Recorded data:

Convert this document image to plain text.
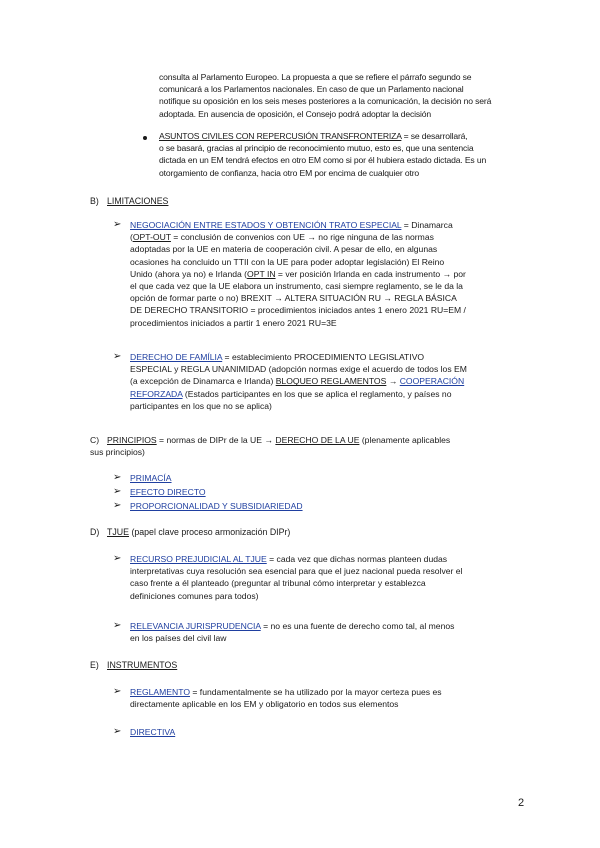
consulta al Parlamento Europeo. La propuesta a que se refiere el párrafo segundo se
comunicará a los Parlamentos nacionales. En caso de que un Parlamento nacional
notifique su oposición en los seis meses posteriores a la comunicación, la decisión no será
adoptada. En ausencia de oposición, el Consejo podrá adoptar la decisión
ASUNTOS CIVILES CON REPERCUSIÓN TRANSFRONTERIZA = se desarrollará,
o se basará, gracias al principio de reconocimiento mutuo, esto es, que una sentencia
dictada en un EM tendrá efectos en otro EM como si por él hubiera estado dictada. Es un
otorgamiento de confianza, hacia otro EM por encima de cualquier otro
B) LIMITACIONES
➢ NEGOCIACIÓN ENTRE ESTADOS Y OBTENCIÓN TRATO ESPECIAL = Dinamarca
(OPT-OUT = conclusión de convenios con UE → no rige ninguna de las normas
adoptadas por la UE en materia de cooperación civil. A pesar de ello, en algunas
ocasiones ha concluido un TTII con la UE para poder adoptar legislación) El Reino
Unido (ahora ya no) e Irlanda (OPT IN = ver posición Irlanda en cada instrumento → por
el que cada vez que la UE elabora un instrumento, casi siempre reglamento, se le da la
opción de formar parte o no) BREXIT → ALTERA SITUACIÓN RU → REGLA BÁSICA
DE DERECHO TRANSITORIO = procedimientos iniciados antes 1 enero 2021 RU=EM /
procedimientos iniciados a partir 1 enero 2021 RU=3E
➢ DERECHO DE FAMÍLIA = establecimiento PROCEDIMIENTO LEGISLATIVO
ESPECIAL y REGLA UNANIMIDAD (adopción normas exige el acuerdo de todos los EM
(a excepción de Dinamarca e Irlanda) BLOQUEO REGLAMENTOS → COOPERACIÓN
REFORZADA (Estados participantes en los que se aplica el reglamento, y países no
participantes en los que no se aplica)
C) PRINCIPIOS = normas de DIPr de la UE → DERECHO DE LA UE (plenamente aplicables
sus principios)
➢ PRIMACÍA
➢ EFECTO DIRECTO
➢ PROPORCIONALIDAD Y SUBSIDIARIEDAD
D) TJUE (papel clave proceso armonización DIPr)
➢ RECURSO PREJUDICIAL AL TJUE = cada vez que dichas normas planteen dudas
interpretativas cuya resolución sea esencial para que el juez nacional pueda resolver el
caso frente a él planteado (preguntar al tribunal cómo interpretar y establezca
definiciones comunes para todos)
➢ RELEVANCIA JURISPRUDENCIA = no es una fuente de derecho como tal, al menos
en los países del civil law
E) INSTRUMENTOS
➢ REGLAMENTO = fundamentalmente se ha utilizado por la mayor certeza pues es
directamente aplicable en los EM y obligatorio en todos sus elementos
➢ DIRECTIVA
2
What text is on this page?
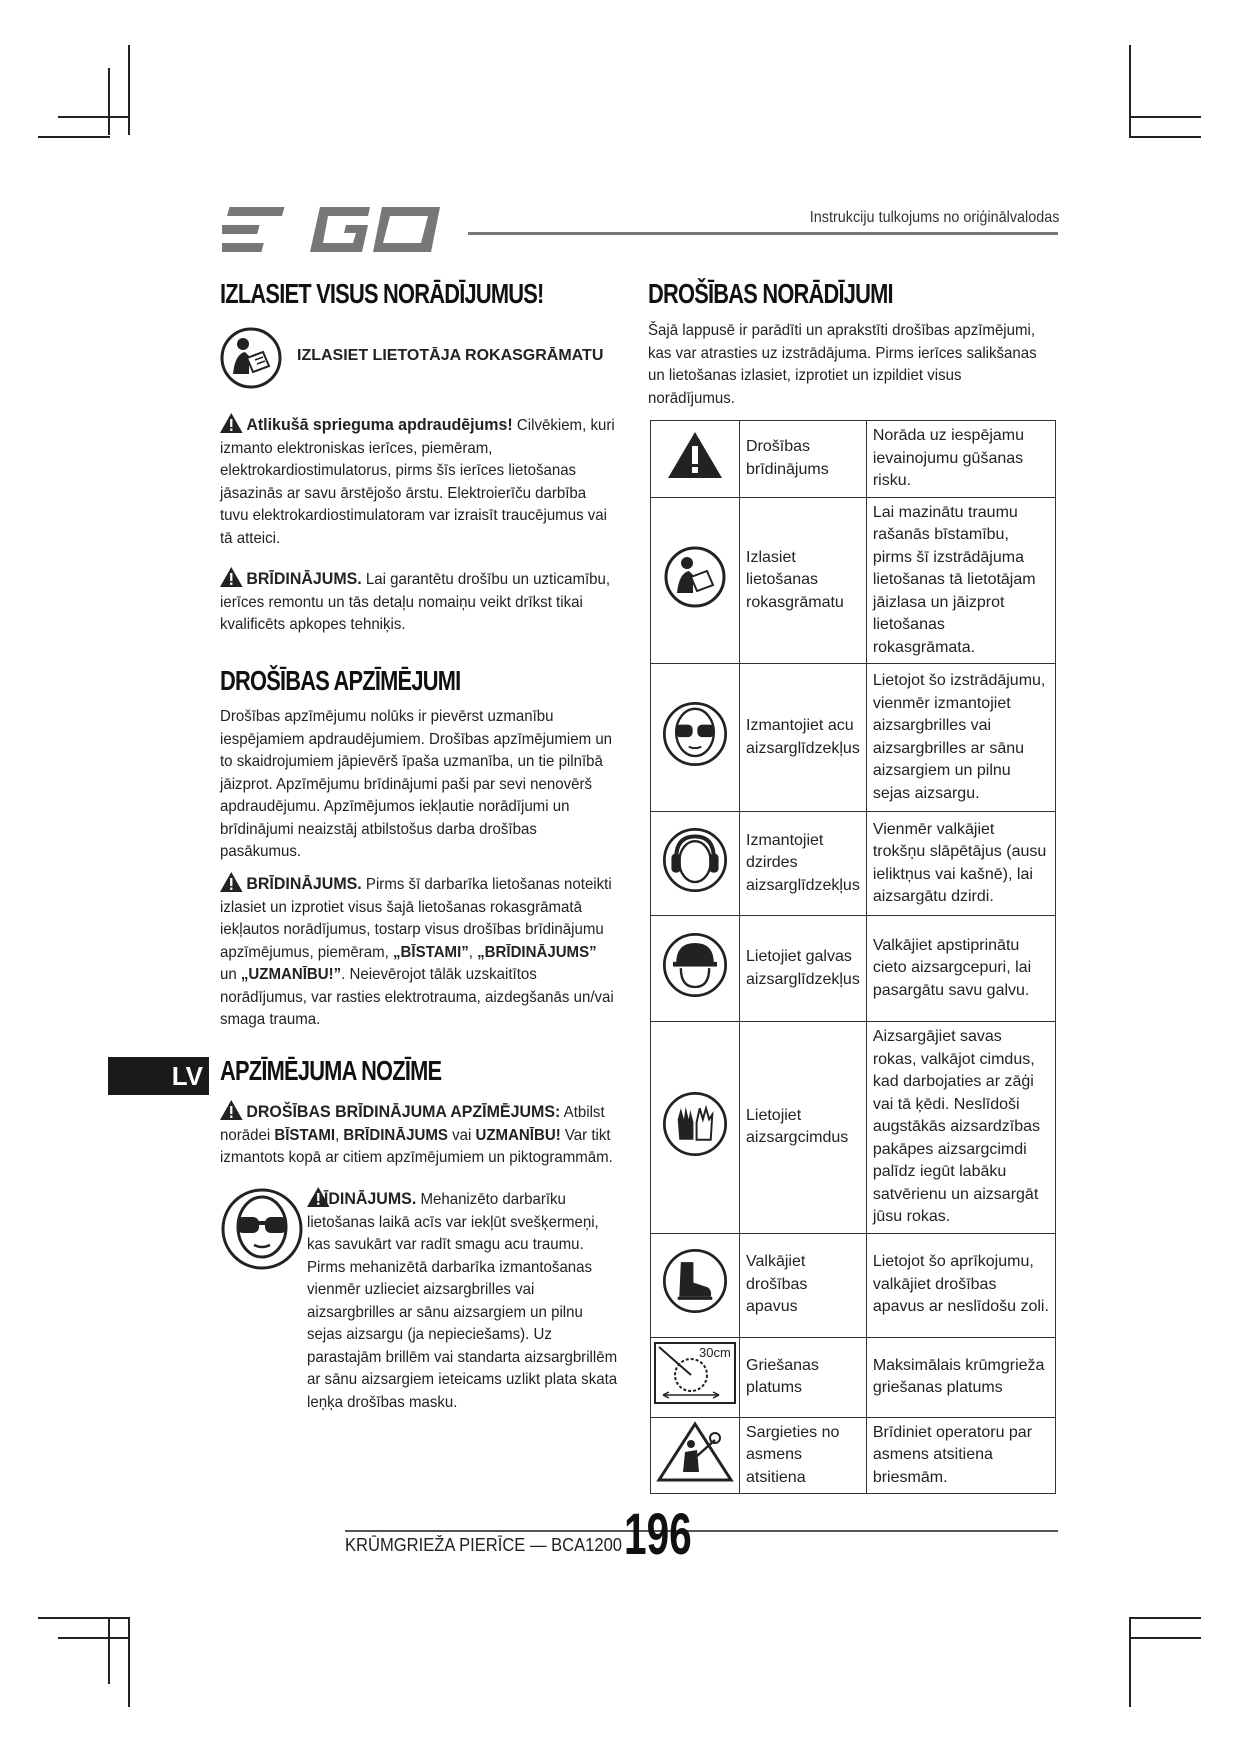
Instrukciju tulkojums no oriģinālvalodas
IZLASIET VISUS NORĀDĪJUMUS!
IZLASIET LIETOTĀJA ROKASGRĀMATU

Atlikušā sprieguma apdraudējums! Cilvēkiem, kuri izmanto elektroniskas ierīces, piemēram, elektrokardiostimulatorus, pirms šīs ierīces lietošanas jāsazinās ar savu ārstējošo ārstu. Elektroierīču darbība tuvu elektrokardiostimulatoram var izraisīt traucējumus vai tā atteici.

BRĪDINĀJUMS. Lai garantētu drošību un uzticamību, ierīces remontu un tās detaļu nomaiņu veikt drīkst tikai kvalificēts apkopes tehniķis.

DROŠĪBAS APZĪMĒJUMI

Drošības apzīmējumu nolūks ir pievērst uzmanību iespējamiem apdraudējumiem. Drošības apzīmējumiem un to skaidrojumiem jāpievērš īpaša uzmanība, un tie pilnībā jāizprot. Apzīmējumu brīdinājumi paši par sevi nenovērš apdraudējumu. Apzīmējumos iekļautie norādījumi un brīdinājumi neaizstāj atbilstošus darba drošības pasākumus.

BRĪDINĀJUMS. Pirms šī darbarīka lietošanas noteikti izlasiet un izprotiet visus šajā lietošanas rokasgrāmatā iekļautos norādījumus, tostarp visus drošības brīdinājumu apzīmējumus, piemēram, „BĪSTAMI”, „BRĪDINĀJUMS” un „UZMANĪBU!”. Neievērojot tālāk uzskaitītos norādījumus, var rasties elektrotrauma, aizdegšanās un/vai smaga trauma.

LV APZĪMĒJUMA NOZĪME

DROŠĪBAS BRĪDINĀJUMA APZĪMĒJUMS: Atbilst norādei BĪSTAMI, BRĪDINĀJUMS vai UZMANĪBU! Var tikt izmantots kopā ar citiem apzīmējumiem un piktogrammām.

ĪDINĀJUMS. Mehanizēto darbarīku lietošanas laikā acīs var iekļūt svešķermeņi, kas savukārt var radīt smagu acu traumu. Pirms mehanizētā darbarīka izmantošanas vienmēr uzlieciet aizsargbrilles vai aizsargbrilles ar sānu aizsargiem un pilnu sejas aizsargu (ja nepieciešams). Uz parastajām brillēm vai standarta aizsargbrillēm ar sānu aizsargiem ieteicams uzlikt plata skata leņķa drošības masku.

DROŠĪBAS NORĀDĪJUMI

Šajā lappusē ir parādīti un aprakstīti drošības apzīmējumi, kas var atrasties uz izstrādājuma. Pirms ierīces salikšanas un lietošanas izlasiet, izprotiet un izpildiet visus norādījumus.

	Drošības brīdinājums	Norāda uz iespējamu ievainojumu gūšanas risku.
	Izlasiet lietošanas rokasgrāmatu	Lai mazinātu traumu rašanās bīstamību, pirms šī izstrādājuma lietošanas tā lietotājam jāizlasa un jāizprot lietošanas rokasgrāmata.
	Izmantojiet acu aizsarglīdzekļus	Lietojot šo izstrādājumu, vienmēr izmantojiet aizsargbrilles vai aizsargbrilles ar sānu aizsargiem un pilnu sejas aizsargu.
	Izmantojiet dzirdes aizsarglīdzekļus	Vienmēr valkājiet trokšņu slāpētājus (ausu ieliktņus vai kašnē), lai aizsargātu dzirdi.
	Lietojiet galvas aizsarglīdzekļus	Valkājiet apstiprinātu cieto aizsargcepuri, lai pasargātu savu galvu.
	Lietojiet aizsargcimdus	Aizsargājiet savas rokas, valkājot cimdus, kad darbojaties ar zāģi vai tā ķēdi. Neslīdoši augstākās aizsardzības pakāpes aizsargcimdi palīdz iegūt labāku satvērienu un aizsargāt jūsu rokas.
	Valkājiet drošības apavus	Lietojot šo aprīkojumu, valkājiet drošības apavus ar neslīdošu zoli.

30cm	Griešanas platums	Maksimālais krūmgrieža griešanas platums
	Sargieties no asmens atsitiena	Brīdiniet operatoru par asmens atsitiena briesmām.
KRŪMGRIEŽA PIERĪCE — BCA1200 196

> **INSTRUCTION**
Read through the entries and copy each line in which "nacional" appears.

> **COMPLETED EXERCISE**
comunicará a los Parlamentos nacionales. En caso de que un Parlamento nacional
interpretativas cuya resolución sea esencial para que el juez nacional pueda resolver el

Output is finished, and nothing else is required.